EXERCISE OBJECTIVE
Note each line where "Spanish" appears, and copy it.

DATA LINES
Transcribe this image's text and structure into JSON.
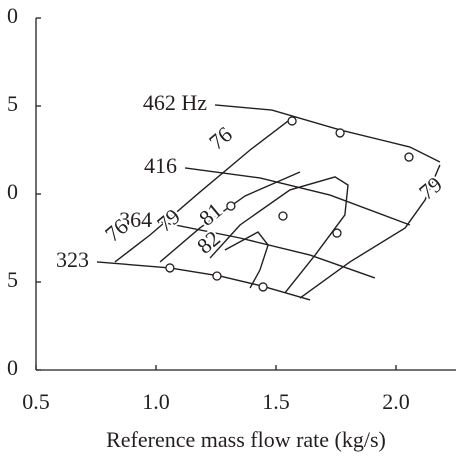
{
  "chart_data": {
    "type": "line",
    "xlabel": "Reference mass flow rate (kg/s)",
    "xlim": [
      0.5,
      2.25
    ],
    "xticks": [
      0.5,
      {
        "value": 1,
        "label": "1.0"
      },
      1.5,
      {
        "value": 2,
        "label": "2.0"
      }
    ],
    "ylim": [
      0,
      20
    ],
    "yticks": [
      0,
      {
        "value": 5,
        "label": "5"
      },
      {
        "value": 10,
        "label": "0"
      },
      {
        "value": 15,
        "label": "5"
      },
      {
        "value": 20,
        "label": "0"
      }
    ],
    "series": [
      {
        "name": "462 Hz",
        "color": "#231f20",
        "x": [
          1.246,
          1.483,
          1.767,
          2.058,
          2.183
        ],
        "values": [
          15.06,
          14.77,
          13.64,
          12.67,
          11.82
        ]
      },
      {
        "name": "416",
        "color": "#231f20",
        "x": [
          1.121,
          1.433,
          1.725,
          2.058
        ],
        "values": [
          11.48,
          10.91,
          9.94,
          8.24
        ]
      },
      {
        "name": "364",
        "color": "#231f20",
        "x": [
          1.017,
          1.35,
          1.642,
          1.912
        ],
        "values": [
          8.41,
          7.5,
          6.53,
          5.23
        ]
      },
      {
        "name": "323",
        "color": "#231f20",
        "x": [
          0.754,
          1.058,
          1.267,
          1.442,
          1.642
        ],
        "values": [
          6.14,
          5.8,
          5.34,
          4.77,
          3.98
        ]
      }
    ],
    "contours": [
      {
        "name": "76",
        "color": "#231f20",
        "x": [
          0.829,
          0.975,
          1.183,
          1.392,
          1.567
        ],
        "values": [
          6.14,
          7.67,
          10.11,
          12.5,
          14.32
        ]
      },
      {
        "name": "79",
        "color": "#231f20",
        "x": [
          1.017,
          1.183,
          1.371,
          1.6,
          null,
          1.6,
          1.808,
          2.038,
          2.121,
          2.183
        ],
        "values": [
          6.14,
          8.07,
          9.89,
          11.25,
          null,
          4.09,
          6.14,
          8.07,
          9.66,
          11.65
        ]
      },
      {
        "name": "81",
        "color": "#231f20",
        "x": [
          1.225,
          1.35,
          1.558,
          1.746,
          1.8,
          1.787,
          1.663,
          1.537
        ],
        "values": [
          6.36,
          8.24,
          10.23,
          10.97,
          10.51,
          8.81,
          6.53,
          4.38
        ]
      },
      {
        "name": "82",
        "color": "#231f20",
        "x": [
          1.287,
          1.425,
          1.467,
          1.433,
          1.392
        ],
        "values": [
          6.82,
          7.84,
          7.1,
          5.68,
          4.66
        ]
      }
    ],
    "points": {
      "x": [
        1.567,
        1.767,
        2.054,
        1.312,
        1.529,
        1.754,
        1.058,
        1.254,
        1.446
      ],
      "values": [
        14.15,
        13.47,
        12.1,
        9.32,
        8.75,
        7.78,
        5.8,
        5.34,
        4.72
      ]
    }
  }
}
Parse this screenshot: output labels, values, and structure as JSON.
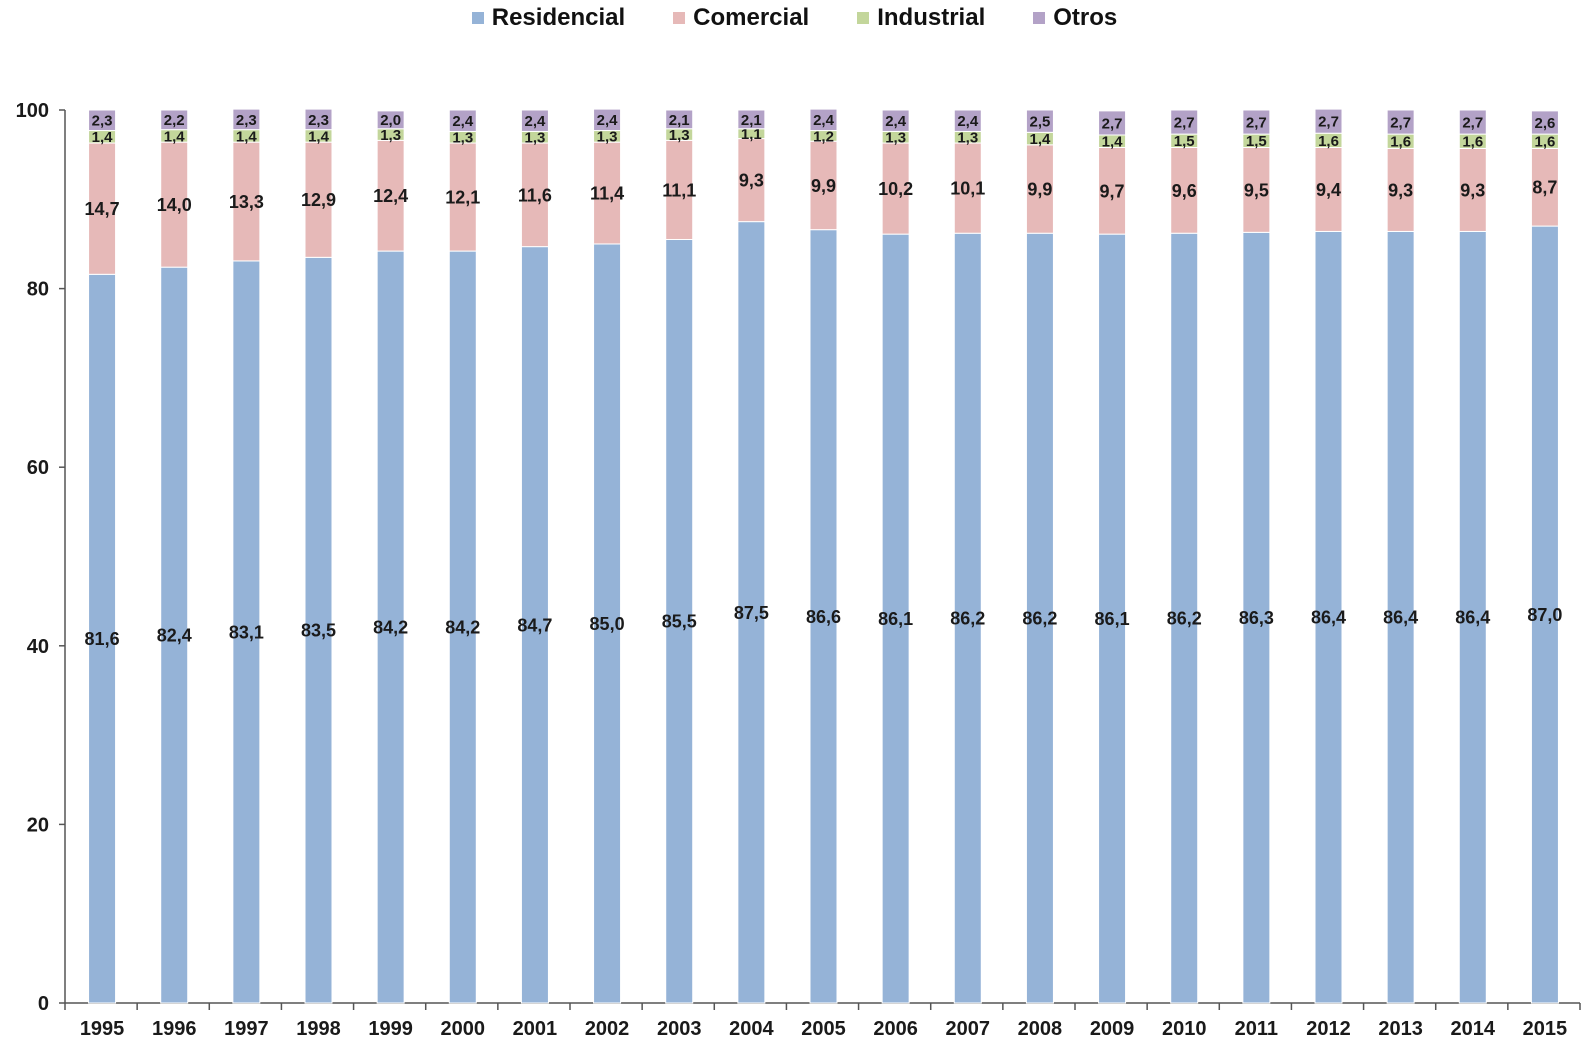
{
  "chart_data": {
    "type": "bar",
    "stacked": true,
    "legend_position": "top",
    "grid": false,
    "ylim": [
      0,
      100
    ],
    "yticks": [
      0,
      20,
      40,
      60,
      80,
      100
    ],
    "categories": [
      "1995",
      "1996",
      "1997",
      "1998",
      "1999",
      "2000",
      "2001",
      "2002",
      "2003",
      "2004",
      "2005",
      "2006",
      "2007",
      "2008",
      "2009",
      "2010",
      "2011",
      "2012",
      "2013",
      "2014",
      "2015"
    ],
    "series": [
      {
        "name": "Residencial",
        "color": "#95b3d7",
        "values": [
          81.6,
          82.4,
          83.1,
          83.5,
          84.2,
          84.2,
          84.7,
          85.0,
          85.5,
          87.5,
          86.6,
          86.1,
          86.2,
          86.2,
          86.1,
          86.2,
          86.3,
          86.4,
          86.4,
          86.4,
          87.0
        ],
        "labels": [
          "81,6",
          "82,4",
          "83,1",
          "83,5",
          "84,2",
          "84,2",
          "84,7",
          "85,0",
          "85,5",
          "87,5",
          "86,6",
          "86,1",
          "86,2",
          "86,2",
          "86,1",
          "86,2",
          "86,3",
          "86,4",
          "86,4",
          "86,4",
          "87,0"
        ]
      },
      {
        "name": "Comercial",
        "color": "#e6b9b8",
        "values": [
          14.7,
          14.0,
          13.3,
          12.9,
          12.4,
          12.1,
          11.6,
          11.4,
          11.1,
          9.3,
          9.9,
          10.2,
          10.1,
          9.9,
          9.7,
          9.6,
          9.5,
          9.4,
          9.3,
          9.3,
          8.7
        ],
        "labels": [
          "14,7",
          "14,0",
          "13,3",
          "12,9",
          "12,4",
          "12,1",
          "11,6",
          "11,4",
          "11,1",
          "9,3",
          "9,9",
          "10,2",
          "10,1",
          "9,9",
          "9,7",
          "9,6",
          "9,5",
          "9,4",
          "9,3",
          "9,3",
          "8,7"
        ]
      },
      {
        "name": "Industrial",
        "color": "#c3d69b",
        "values": [
          1.4,
          1.4,
          1.4,
          1.4,
          1.3,
          1.3,
          1.3,
          1.3,
          1.3,
          1.1,
          1.2,
          1.3,
          1.3,
          1.4,
          1.4,
          1.5,
          1.5,
          1.6,
          1.6,
          1.6,
          1.6
        ],
        "labels": [
          "1,4",
          "1,4",
          "1,4",
          "1,4",
          "1,3",
          "1,3",
          "1,3",
          "1,3",
          "1,3",
          "1,1",
          "1,2",
          "1,3",
          "1,3",
          "1,4",
          "1,4",
          "1,5",
          "1,5",
          "1,6",
          "1,6",
          "1,6",
          "1,6"
        ]
      },
      {
        "name": "Otros",
        "color": "#b3a2c7",
        "values": [
          2.3,
          2.2,
          2.3,
          2.3,
          2.0,
          2.4,
          2.4,
          2.4,
          2.1,
          2.1,
          2.4,
          2.4,
          2.4,
          2.5,
          2.7,
          2.7,
          2.7,
          2.7,
          2.7,
          2.7,
          2.6
        ],
        "labels": [
          "2,3",
          "2,2",
          "2,3",
          "2,3",
          "2,0",
          "2,4",
          "2,4",
          "2,4",
          "2,1",
          "2,1",
          "2,4",
          "2,4",
          "2,4",
          "2,5",
          "2,7",
          "2,7",
          "2,7",
          "2,7",
          "2,7",
          "2,7",
          "2,6"
        ]
      }
    ]
  }
}
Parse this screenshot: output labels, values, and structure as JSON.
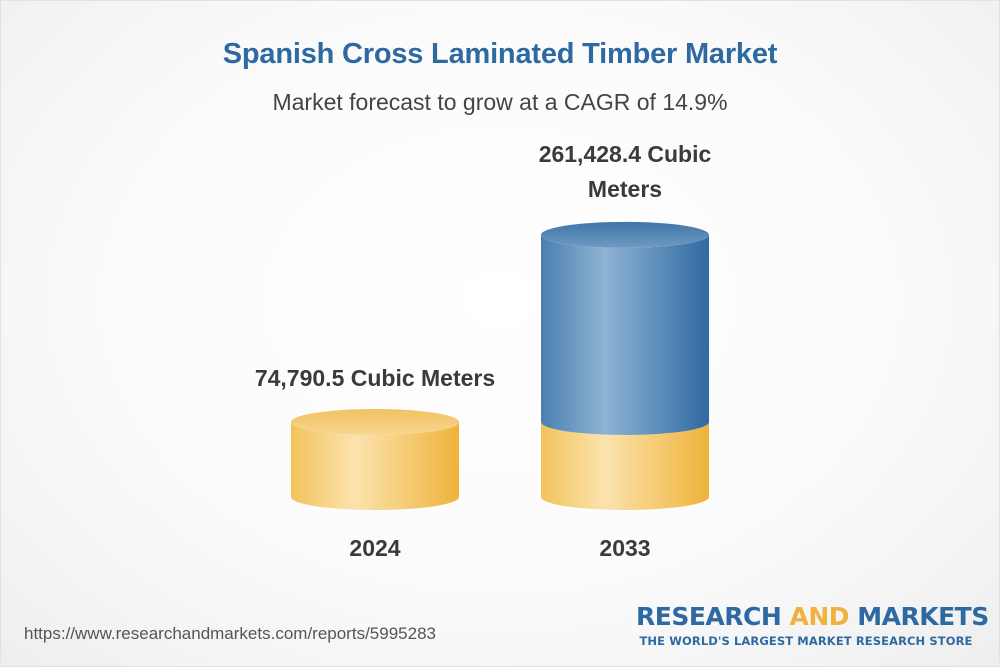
{
  "title": "Spanish Cross Laminated Timber Market",
  "subtitle": "Market forecast to grow at a CAGR of 14.9%",
  "chart_data": {
    "type": "bar",
    "title": "Spanish Cross Laminated Timber Market",
    "subtitle": "Market forecast to grow at a CAGR of 14.9%",
    "unit": "Cubic Meters",
    "categories": [
      "2024",
      "2033"
    ],
    "values": [
      74790.5,
      261428.4
    ],
    "value_labels": [
      "74,790.5 Cubic Meters",
      "261,428.4 Cubic Meters"
    ],
    "cagr": "14.9%"
  },
  "colors": {
    "title": "#2e6aa1",
    "base_gold": "#f2c15a",
    "growth_blue": "#4f86b6"
  },
  "footer": {
    "url": "https://www.researchandmarkets.com/reports/5995283",
    "brand_research": "RESEARCH",
    "brand_and": "AND",
    "brand_markets": "MARKETS",
    "brand_tagline": "THE WORLD'S LARGEST MARKET RESEARCH STORE"
  }
}
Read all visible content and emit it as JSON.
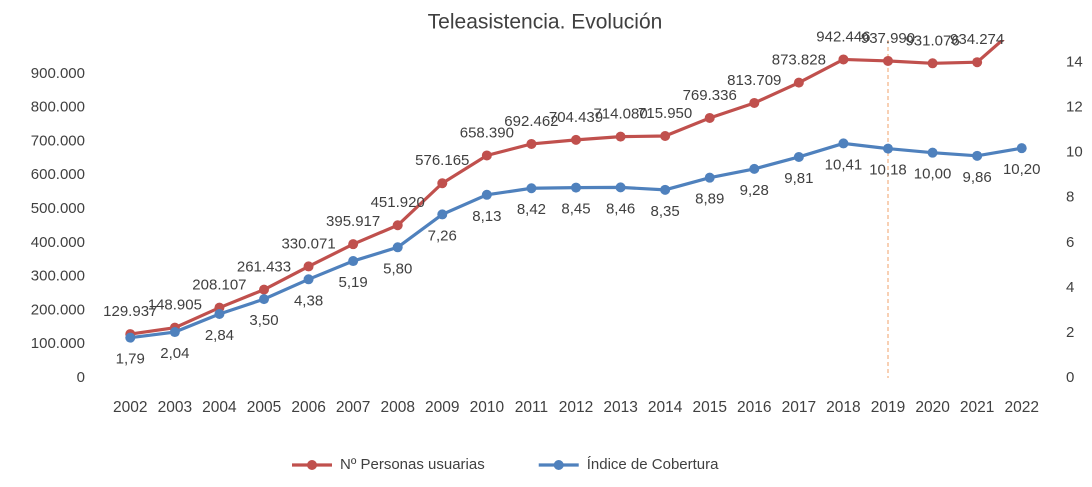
{
  "chart_data": {
    "type": "line",
    "title": "Teleasistencia. Evolución",
    "categories": [
      "2002",
      "2003",
      "2004",
      "2005",
      "2006",
      "2007",
      "2008",
      "2009",
      "2010",
      "2011",
      "2012",
      "2013",
      "2014",
      "2015",
      "2016",
      "2017",
      "2018",
      "2019",
      "2020",
      "2021",
      "2022"
    ],
    "series": [
      {
        "name": "Nº Personas usuarias",
        "color": "#c0504d",
        "values": [
          129937,
          148905,
          208107,
          261433,
          330071,
          395917,
          451920,
          576165,
          658390,
          692462,
          704439,
          714080,
          715950,
          769336,
          813709,
          873828,
          942446,
          937990,
          931076,
          934274,
          1050000
        ],
        "value_labels": [
          "129.937",
          "148.905",
          "208.107",
          "261.433",
          "330.071",
          "395.917",
          "451.920",
          "576.165",
          "658.390",
          "692.462",
          "704.439",
          "714.080",
          "715.950",
          "769.336",
          "813.709",
          "873.828",
          "942.446",
          "937.990",
          "931.076",
          "934.274",
          null
        ]
      },
      {
        "name": "Índice de Cobertura",
        "color": "#4f81bd",
        "axis": "y2",
        "values": [
          1.79,
          2.04,
          2.84,
          3.5,
          4.38,
          5.19,
          5.8,
          7.26,
          8.13,
          8.42,
          8.45,
          8.46,
          8.35,
          8.89,
          9.28,
          9.81,
          10.41,
          10.18,
          10.0,
          9.86,
          10.2
        ],
        "value_labels": [
          "1,79",
          "2,04",
          "2,84",
          "3,50",
          "4,38",
          "5,19",
          "5,80",
          "7,26",
          "8,13",
          "8,42",
          "8,45",
          "8,46",
          "8,35",
          "8,89",
          "9,28",
          "9,81",
          "10,41",
          "10,18",
          "10,00",
          "9,86",
          "10,20"
        ]
      }
    ],
    "ylim": [
      0,
      1000000
    ],
    "yticks": [
      0,
      {
        "value": 100000,
        "label": "100.000"
      },
      {
        "value": 200000,
        "label": "200.000"
      },
      {
        "value": 300000,
        "label": "300.000"
      },
      {
        "value": 400000,
        "label": "400.000"
      },
      {
        "value": 500000,
        "label": "500.000"
      },
      {
        "value": 600000,
        "label": "600.000"
      },
      {
        "value": 700000,
        "label": "700.000"
      },
      {
        "value": 800000,
        "label": "800.000"
      },
      {
        "value": 900000,
        "label": "900.000"
      }
    ],
    "y2lim": [
      0,
      15
    ],
    "y2ticks": [
      0,
      2,
      4,
      6,
      8,
      10,
      12,
      14
    ],
    "vline_category": "2019",
    "vline_color": "#f4b183",
    "legend": "bottom"
  }
}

PROBLEM SOLUTION
  "title": "Spanish Cross Laminated Timber Market",
    "title": "Spanish Cross Laminated Timber Market",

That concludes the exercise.